> _Description of the task_:
Output the material exactly, but drop every image it holds.

··· Records to use

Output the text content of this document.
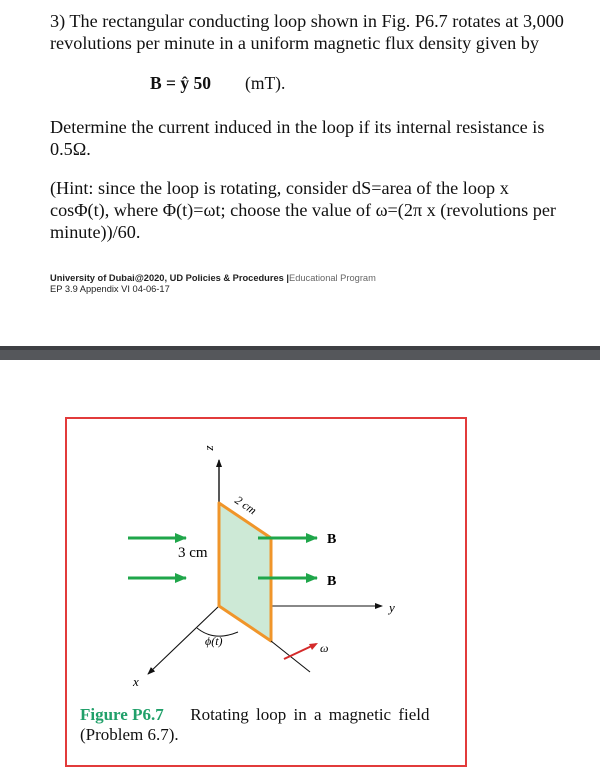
3) The rectangular conducting loop shown in Fig. P6.7 rotates at 3,000

revolutions per minute in a uniform magnetic flux density given by

B = ŷ 50 (mT).

Determine the current induced in the loop if its internal resistance is

0.5Ω.

(Hint: since the loop is rotating, consider dS=area of the loop x

cosΦ(t), where Φ(t)=ωt; choose the value of ω=(2π x (revolutions per

minute))/60.

University of Dubai@2020, UD Policies & Procedures |Educational Program
EP 3.9 Appendix VI 04-06-17
z
y
x
2 cm
3 cm
B
B
ϕ(t)	ω
Figure P6.7 Rotating loop in a magnetic field
(Problem 6.7).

······

> _Solution_:
Output the text content of this document.
3) The rectangular conducting loop shown in Fig. P6.7 rotates at 3,000

revolutions per minute in a uniform magnetic flux density given by

B = ŷ 50 (mT).

Determine the current induced in the loop if its internal resistance is

0.5Ω.

(Hint: since the loop is rotating, consider dS=area of the loop x

cosΦ(t), where Φ(t)=ωt; choose the value of ω=(2π x (revolutions per

minute))/60.

University of Dubai@2020, UD Policies & Procedures |Educational Program
EP 3.9 Appendix VI 04-06-17
z
y
x
2 cm
3 cm
B
B
ϕ(t)	ω
Figure P6.7 Rotating loop in a magnetic field
(Problem 6.7).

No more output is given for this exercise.